> **Some records**
========

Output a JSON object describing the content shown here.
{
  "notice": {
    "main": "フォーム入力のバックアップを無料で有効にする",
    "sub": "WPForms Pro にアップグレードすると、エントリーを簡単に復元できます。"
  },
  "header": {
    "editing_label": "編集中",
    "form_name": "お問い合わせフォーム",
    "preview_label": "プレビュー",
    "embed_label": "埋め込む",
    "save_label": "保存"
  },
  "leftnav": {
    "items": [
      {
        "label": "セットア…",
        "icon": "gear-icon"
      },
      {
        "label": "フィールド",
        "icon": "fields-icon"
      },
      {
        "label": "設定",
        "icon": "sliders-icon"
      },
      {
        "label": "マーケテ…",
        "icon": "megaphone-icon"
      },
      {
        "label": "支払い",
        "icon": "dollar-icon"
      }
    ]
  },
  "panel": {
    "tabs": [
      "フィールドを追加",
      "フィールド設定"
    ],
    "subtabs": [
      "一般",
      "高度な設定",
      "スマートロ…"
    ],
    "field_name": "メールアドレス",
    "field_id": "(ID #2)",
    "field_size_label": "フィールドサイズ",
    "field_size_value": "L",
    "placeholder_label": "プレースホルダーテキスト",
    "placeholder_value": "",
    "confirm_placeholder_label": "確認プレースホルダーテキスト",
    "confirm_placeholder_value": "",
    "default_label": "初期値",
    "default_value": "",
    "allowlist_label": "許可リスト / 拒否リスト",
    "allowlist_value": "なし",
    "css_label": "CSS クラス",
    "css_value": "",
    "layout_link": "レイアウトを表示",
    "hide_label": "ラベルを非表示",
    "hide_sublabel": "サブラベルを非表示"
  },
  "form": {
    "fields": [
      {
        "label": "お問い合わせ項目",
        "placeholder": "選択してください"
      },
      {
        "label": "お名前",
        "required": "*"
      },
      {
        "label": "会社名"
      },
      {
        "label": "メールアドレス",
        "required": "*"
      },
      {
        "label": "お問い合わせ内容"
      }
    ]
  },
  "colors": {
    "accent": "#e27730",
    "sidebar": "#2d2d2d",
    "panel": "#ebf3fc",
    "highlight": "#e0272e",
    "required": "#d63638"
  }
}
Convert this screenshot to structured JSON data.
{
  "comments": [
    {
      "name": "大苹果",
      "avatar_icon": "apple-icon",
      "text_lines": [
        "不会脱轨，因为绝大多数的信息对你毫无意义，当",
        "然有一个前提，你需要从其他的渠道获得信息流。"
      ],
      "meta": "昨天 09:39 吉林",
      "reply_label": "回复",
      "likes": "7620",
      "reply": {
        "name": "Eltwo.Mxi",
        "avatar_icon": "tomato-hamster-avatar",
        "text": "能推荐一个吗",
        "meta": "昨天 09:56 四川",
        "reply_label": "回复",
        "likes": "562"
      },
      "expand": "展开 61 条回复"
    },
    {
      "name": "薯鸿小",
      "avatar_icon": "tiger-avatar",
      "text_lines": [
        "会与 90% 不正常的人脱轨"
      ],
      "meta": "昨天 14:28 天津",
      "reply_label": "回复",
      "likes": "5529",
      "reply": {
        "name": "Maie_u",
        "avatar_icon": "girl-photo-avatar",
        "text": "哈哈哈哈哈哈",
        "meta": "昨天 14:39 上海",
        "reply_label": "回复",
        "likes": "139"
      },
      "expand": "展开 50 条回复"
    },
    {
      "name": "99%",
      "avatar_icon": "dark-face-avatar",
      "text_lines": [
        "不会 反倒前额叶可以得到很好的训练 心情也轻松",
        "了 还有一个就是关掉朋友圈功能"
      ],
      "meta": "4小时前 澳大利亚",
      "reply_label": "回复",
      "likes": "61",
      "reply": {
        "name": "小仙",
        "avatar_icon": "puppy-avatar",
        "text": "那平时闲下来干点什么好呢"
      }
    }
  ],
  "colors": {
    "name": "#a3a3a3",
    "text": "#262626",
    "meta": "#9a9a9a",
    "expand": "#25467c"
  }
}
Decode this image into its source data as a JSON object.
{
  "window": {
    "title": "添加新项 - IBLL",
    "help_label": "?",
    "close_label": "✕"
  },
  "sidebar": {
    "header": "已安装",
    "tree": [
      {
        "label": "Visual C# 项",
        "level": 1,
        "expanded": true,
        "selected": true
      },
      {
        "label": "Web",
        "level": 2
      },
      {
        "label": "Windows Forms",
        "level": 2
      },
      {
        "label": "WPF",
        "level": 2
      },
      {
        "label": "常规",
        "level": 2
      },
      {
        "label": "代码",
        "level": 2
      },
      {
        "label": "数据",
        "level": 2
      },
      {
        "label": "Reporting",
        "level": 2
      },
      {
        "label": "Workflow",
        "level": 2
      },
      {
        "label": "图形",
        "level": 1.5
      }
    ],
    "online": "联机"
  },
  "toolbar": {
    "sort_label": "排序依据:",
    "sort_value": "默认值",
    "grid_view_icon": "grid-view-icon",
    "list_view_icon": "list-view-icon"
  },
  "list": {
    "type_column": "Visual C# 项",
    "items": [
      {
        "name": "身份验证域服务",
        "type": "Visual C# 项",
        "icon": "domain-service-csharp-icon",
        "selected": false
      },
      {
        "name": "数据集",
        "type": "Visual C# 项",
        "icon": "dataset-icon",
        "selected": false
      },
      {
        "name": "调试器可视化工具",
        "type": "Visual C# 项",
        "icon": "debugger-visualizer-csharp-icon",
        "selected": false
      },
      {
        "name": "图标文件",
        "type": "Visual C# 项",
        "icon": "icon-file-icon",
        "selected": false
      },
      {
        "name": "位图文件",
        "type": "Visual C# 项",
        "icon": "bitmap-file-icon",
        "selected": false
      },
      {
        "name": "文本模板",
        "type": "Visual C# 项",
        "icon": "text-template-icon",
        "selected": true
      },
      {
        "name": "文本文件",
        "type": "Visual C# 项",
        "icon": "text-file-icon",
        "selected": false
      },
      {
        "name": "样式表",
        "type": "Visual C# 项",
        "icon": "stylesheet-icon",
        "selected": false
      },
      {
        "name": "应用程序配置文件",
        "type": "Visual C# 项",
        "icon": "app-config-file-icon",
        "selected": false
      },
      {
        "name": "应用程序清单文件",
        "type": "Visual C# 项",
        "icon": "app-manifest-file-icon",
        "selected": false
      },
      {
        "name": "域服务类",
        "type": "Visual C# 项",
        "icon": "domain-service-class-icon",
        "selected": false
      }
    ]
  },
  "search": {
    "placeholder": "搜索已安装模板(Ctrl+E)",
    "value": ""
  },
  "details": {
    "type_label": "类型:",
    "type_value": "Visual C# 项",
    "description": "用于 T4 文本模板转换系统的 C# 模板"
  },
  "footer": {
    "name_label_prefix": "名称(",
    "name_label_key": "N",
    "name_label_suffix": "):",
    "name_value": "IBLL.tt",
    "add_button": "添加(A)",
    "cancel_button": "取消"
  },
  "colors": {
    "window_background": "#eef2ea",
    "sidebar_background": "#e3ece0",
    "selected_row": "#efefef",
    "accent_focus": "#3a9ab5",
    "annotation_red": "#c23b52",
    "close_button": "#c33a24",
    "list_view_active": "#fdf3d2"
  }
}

========

> **Aim of the task**
Make an exact copy of every line in the data.

> **Complete output**
Output a JSON object describing the content shown here.
{
  "notice": {
    "main": "フォーム入力のバックアップを無料で有効にする",
    "sub": "WPForms Pro にアップグレードすると、エントリーを簡単に復元できます。"
  },
  "header": {
    "editing_label": "編集中",
    "form_name": "お問い合わせフォーム",
    "preview_label": "プレビュー",
    "embed_label": "埋め込む",
    "save_label": "保存"
  },
  "leftnav": {
    "items": [
      {
        "label": "セットア…",
        "icon": "gear-icon"
      },
      {
        "label": "フィールド",
        "icon": "fields-icon"
      },
      {
        "label": "設定",
        "icon": "sliders-icon"
      },
      {
        "label": "マーケテ…",
        "icon": "megaphone-icon"
      },
      {
        "label": "支払い",
        "icon": "dollar-icon"
      }
    ]
  },
  "panel": {
    "tabs": [
      "フィールドを追加",
      "フィールド設定"
    ],
    "subtabs": [
      "一般",
      "高度な設定",
      "スマートロ…"
    ],
    "field_name": "メールアドレス",
    "field_id": "(ID #2)",
    "field_size_label": "フィールドサイズ",
    "field_size_value": "L",
    "placeholder_label": "プレースホルダーテキスト",
    "placeholder_value": "",
    "confirm_placeholder_label": "確認プレースホルダーテキスト",
    "confirm_placeholder_value": "",
    "default_label": "初期値",
    "default_value": "",
    "allowlist_label": "許可リスト / 拒否リスト",
    "allowlist_value": "なし",
    "css_label": "CSS クラス",
    "css_value": "",
    "layout_link": "レイアウトを表示",
    "hide_label": "ラベルを非表示",
    "hide_sublabel": "サブラベルを非表示"
  },
  "form": {
    "fields": [
      {
        "label": "お問い合わせ項目",
        "placeholder": "選択してください"
      },
      {
        "label": "お名前",
        "required": "*"
      },
      {
        "label": "会社名"
      },
      {
        "label": "メールアドレス",
        "required": "*"
      },
      {
        "label": "お問い合わせ内容"
      }
    ]
  },
  "colors": {
    "accent": "#e27730",
    "sidebar": "#2d2d2d",
    "panel": "#ebf3fc",
    "highlight": "#e0272e",
    "required": "#d63638"
  }
}
Convert this screenshot to structured JSON data.
{
  "comments": [
    {
      "name": "大苹果",
      "avatar_icon": "apple-icon",
      "text_lines": [
        "不会脱轨，因为绝大多数的信息对你毫无意义，当",
        "然有一个前提，你需要从其他的渠道获得信息流。"
      ],
      "meta": "昨天 09:39 吉林",
      "reply_label": "回复",
      "likes": "7620",
      "reply": {
        "name": "Eltwo.Mxi",
        "avatar_icon": "tomato-hamster-avatar",
        "text": "能推荐一个吗",
        "meta": "昨天 09:56 四川",
        "reply_label": "回复",
        "likes": "562"
      },
      "expand": "展开 61 条回复"
    },
    {
      "name": "薯鸿小",
      "avatar_icon": "tiger-avatar",
      "text_lines": [
        "会与 90% 不正常的人脱轨"
      ],
      "meta": "昨天 14:28 天津",
      "reply_label": "回复",
      "likes": "5529",
      "reply": {
        "name": "Maie_u",
        "avatar_icon": "girl-photo-avatar",
        "text": "哈哈哈哈哈哈",
        "meta": "昨天 14:39 上海",
        "reply_label": "回复",
        "likes": "139"
      },
      "expand": "展开 50 条回复"
    },
    {
      "name": "99%",
      "avatar_icon": "dark-face-avatar",
      "text_lines": [
        "不会 反倒前额叶可以得到很好的训练 心情也轻松",
        "了 还有一个就是关掉朋友圈功能"
      ],
      "meta": "4小时前 澳大利亚",
      "reply_label": "回复",
      "likes": "61",
      "reply": {
        "name": "小仙",
        "avatar_icon": "puppy-avatar",
        "text": "那平时闲下来干点什么好呢"
      }
    }
  ],
  "colors": {
    "name": "#a3a3a3",
    "text": "#262626",
    "meta": "#9a9a9a",
    "expand": "#25467c"
  }
}
Decode this image into its source data as a JSON object.
{
  "window": {
    "title": "添加新项 - IBLL",
    "help_label": "?",
    "close_label": "✕"
  },
  "sidebar": {
    "header": "已安装",
    "tree": [
      {
        "label": "Visual C# 项",
        "level": 1,
        "expanded": true,
        "selected": true
      },
      {
        "label": "Web",
        "level": 2
      },
      {
        "label": "Windows Forms",
        "level": 2
      },
      {
        "label": "WPF",
        "level": 2
      },
      {
        "label": "常规",
        "level": 2
      },
      {
        "label": "代码",
        "level": 2
      },
      {
        "label": "数据",
        "level": 2
      },
      {
        "label": "Reporting",
        "level": 2
      },
      {
        "label": "Workflow",
        "level": 2
      },
      {
        "label": "图形",
        "level": 1.5
      }
    ],
    "online": "联机"
  },
  "toolbar": {
    "sort_label": "排序依据:",
    "sort_value": "默认值",
    "grid_view_icon": "grid-view-icon",
    "list_view_icon": "list-view-icon"
  },
  "list": {
    "type_column": "Visual C# 项",
    "items": [
      {
        "name": "身份验证域服务",
        "type": "Visual C# 项",
        "icon": "domain-service-csharp-icon",
        "selected": false
      },
      {
        "name": "数据集",
        "type": "Visual C# 项",
        "icon": "dataset-icon",
        "selected": false
      },
      {
        "name": "调试器可视化工具",
        "type": "Visual C# 项",
        "icon": "debugger-visualizer-csharp-icon",
        "selected": false
      },
      {
        "name": "图标文件",
        "type": "Visual C# 项",
        "icon": "icon-file-icon",
        "selected": false
      },
      {
        "name": "位图文件",
        "type": "Visual C# 项",
        "icon": "bitmap-file-icon",
        "selected": false
      },
      {
        "name": "文本模板",
        "type": "Visual C# 项",
        "icon": "text-template-icon",
        "selected": true
      },
      {
        "name": "文本文件",
        "type": "Visual C# 项",
        "icon": "text-file-icon",
        "selected": false
      },
      {
        "name": "样式表",
        "type": "Visual C# 项",
        "icon": "stylesheet-icon",
        "selected": false
      },
      {
        "name": "应用程序配置文件",
        "type": "Visual C# 项",
        "icon": "app-config-file-icon",
        "selected": false
      },
      {
        "name": "应用程序清单文件",
        "type": "Visual C# 项",
        "icon": "app-manifest-file-icon",
        "selected": false
      },
      {
        "name": "域服务类",
        "type": "Visual C# 项",
        "icon": "domain-service-class-icon",
        "selected": false
      }
    ]
  },
  "search": {
    "placeholder": "搜索已安装模板(Ctrl+E)",
    "value": ""
  },
  "details": {
    "type_label": "类型:",
    "type_value": "Visual C# 项",
    "description": "用于 T4 文本模板转换系统的 C# 模板"
  },
  "footer": {
    "name_label_prefix": "名称(",
    "name_label_key": "N",
    "name_label_suffix": "):",
    "name_value": "IBLL.tt",
    "add_button": "添加(A)",
    "cancel_button": "取消"
  },
  "colors": {
    "window_background": "#eef2ea",
    "sidebar_background": "#e3ece0",
    "selected_row": "#efefef",
    "accent_focus": "#3a9ab5",
    "annotation_red": "#c23b52",
    "close_button": "#c33a24",
    "list_view_active": "#fdf3d2"
  }
}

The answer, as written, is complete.